- [Set problem]: Copy out every record precisely.

- [Information supplied]:
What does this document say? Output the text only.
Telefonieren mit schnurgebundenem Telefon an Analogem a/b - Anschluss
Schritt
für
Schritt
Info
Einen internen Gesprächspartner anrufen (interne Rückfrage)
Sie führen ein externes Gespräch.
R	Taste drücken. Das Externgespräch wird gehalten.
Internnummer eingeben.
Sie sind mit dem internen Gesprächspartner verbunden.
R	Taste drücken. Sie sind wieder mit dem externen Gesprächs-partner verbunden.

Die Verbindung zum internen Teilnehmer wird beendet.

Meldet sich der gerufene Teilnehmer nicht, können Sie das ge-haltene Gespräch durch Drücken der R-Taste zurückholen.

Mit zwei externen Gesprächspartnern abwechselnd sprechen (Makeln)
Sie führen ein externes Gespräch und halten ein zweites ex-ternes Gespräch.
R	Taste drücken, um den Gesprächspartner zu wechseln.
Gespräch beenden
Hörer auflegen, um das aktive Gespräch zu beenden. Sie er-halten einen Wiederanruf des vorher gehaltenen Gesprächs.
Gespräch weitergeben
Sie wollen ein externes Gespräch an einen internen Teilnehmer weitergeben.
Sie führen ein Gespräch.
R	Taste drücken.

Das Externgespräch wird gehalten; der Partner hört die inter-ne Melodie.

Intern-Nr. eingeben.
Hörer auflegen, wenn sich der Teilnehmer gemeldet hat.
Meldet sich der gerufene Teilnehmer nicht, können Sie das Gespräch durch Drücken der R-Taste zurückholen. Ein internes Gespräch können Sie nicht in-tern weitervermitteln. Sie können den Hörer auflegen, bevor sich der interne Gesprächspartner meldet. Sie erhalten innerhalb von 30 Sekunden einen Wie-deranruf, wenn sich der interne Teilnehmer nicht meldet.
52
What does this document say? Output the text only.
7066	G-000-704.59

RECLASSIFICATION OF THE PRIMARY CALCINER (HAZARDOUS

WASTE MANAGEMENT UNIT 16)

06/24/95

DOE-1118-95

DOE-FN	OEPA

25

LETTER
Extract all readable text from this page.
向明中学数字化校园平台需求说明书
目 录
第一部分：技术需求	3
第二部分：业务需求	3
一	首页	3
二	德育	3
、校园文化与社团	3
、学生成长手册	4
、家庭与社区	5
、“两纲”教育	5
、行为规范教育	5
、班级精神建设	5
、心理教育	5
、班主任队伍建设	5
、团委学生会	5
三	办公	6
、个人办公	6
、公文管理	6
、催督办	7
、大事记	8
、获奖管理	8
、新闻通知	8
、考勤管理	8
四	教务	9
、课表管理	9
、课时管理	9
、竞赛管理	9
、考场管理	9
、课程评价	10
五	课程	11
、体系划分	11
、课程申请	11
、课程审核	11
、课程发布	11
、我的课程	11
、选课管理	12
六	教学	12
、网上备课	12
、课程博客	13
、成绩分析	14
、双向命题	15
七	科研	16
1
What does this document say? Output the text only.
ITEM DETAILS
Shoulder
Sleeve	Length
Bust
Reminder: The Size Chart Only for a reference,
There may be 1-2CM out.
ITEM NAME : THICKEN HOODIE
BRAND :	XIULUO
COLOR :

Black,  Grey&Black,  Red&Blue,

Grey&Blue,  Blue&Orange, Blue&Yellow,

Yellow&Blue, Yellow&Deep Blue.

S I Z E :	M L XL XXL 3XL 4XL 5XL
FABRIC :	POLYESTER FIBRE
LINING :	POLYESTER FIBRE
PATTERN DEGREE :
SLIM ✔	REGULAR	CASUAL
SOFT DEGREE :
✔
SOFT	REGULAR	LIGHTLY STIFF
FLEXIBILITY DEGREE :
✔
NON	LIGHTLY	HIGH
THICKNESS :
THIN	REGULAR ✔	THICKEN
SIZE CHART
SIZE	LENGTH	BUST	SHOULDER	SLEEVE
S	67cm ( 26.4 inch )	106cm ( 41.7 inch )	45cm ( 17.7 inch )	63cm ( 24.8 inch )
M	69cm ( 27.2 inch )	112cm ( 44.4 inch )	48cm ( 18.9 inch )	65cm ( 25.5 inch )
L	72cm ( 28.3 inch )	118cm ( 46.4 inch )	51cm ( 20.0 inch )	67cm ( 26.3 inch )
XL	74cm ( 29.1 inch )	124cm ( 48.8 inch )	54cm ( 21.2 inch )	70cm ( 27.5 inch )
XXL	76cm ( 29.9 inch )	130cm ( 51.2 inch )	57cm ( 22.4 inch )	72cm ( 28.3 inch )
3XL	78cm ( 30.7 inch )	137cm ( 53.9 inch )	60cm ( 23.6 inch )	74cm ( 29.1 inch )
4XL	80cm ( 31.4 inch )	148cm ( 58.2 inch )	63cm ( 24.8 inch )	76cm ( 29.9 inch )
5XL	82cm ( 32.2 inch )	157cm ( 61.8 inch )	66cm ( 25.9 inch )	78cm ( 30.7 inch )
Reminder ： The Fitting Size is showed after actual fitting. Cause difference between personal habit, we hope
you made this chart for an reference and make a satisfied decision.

- [Complete answer]:
What does this document say? Output the text only.
Telefonieren mit schnurgebundenem Telefon an Analogem a/b - Anschluss
Schritt
für
Schritt
Info
Einen internen Gesprächspartner anrufen (interne Rückfrage)
Sie führen ein externes Gespräch.
R	Taste drücken. Das Externgespräch wird gehalten.
Internnummer eingeben.
Sie sind mit dem internen Gesprächspartner verbunden.
R	Taste drücken. Sie sind wieder mit dem externen Gesprächs-partner verbunden.

Die Verbindung zum internen Teilnehmer wird beendet.

Meldet sich der gerufene Teilnehmer nicht, können Sie das ge-haltene Gespräch durch Drücken der R-Taste zurückholen.

Mit zwei externen Gesprächspartnern abwechselnd sprechen (Makeln)
Sie führen ein externes Gespräch und halten ein zweites ex-ternes Gespräch.
R	Taste drücken, um den Gesprächspartner zu wechseln.
Gespräch beenden
Hörer auflegen, um das aktive Gespräch zu beenden. Sie er-halten einen Wiederanruf des vorher gehaltenen Gesprächs.
Gespräch weitergeben
Sie wollen ein externes Gespräch an einen internen Teilnehmer weitergeben.
Sie führen ein Gespräch.
R	Taste drücken.

Das Externgespräch wird gehalten; der Partner hört die inter-ne Melodie.

Intern-Nr. eingeben.
Hörer auflegen, wenn sich der Teilnehmer gemeldet hat.
Meldet sich der gerufene Teilnehmer nicht, können Sie das Gespräch durch Drücken der R-Taste zurückholen. Ein internes Gespräch können Sie nicht in-tern weitervermitteln. Sie können den Hörer auflegen, bevor sich der interne Gesprächspartner meldet. Sie erhalten innerhalb von 30 Sekunden einen Wie-deranruf, wenn sich der interne Teilnehmer nicht meldet.
52
What does this document say? Output the text only.
7066	G-000-704.59

RECLASSIFICATION OF THE PRIMARY CALCINER (HAZARDOUS

WASTE MANAGEMENT UNIT 16)

06/24/95

DOE-1118-95

DOE-FN	OEPA

25

LETTER
Extract all readable text from this page.
向明中学数字化校园平台需求说明书
目 录
第一部分：技术需求	3
第二部分：业务需求	3
一	首页	3
二	德育	3
、校园文化与社团	3
、学生成长手册	4
、家庭与社区	5
、“两纲”教育	5
、行为规范教育	5
、班级精神建设	5
、心理教育	5
、班主任队伍建设	5
、团委学生会	5
三	办公	6
、个人办公	6
、公文管理	6
、催督办	7
、大事记	8
、获奖管理	8
、新闻通知	8
、考勤管理	8
四	教务	9
、课表管理	9
、课时管理	9
、竞赛管理	9
、考场管理	9
、课程评价	10
五	课程	11
、体系划分	11
、课程申请	11
、课程审核	11
、课程发布	11
、我的课程	11
、选课管理	12
六	教学	12
、网上备课	12
、课程博客	13
、成绩分析	14
、双向命题	15
七	科研	16
1
What does this document say? Output the text only.
ITEM DETAILS
Shoulder
Sleeve	Length
Bust
Reminder: The Size Chart Only for a reference,
There may be 1-2CM out.
ITEM NAME : THICKEN HOODIE
BRAND :	XIULUO
COLOR :

Black,  Grey&Black,  Red&Blue,

Grey&Blue,  Blue&Orange, Blue&Yellow,

Yellow&Blue, Yellow&Deep Blue.

S I Z E :	M L XL XXL 3XL 4XL 5XL
FABRIC :	POLYESTER FIBRE
LINING :	POLYESTER FIBRE
PATTERN DEGREE :
SLIM ✔	REGULAR	CASUAL
SOFT DEGREE :
✔
SOFT	REGULAR	LIGHTLY STIFF
FLEXIBILITY DEGREE :
✔
NON	LIGHTLY	HIGH
THICKNESS :
THIN	REGULAR ✔	THICKEN
SIZE CHART
SIZE	LENGTH	BUST	SHOULDER	SLEEVE
S	67cm ( 26.4 inch )	106cm ( 41.7 inch )	45cm ( 17.7 inch )	63cm ( 24.8 inch )
M	69cm ( 27.2 inch )	112cm ( 44.4 inch )	48cm ( 18.9 inch )	65cm ( 25.5 inch )
L	72cm ( 28.3 inch )	118cm ( 46.4 inch )	51cm ( 20.0 inch )	67cm ( 26.3 inch )
XL	74cm ( 29.1 inch )	124cm ( 48.8 inch )	54cm ( 21.2 inch )	70cm ( 27.5 inch )
XXL	76cm ( 29.9 inch )	130cm ( 51.2 inch )	57cm ( 22.4 inch )	72cm ( 28.3 inch )
3XL	78cm ( 30.7 inch )	137cm ( 53.9 inch )	60cm ( 23.6 inch )	74cm ( 29.1 inch )
4XL	80cm ( 31.4 inch )	148cm ( 58.2 inch )	63cm ( 24.8 inch )	76cm ( 29.9 inch )
5XL	82cm ( 32.2 inch )	157cm ( 61.8 inch )	66cm ( 25.9 inch )	78cm ( 30.7 inch )
Reminder ： The Fitting Size is showed after actual fitting. Cause difference between personal habit, we hope
you made this chart for an reference and make a satisfied decision.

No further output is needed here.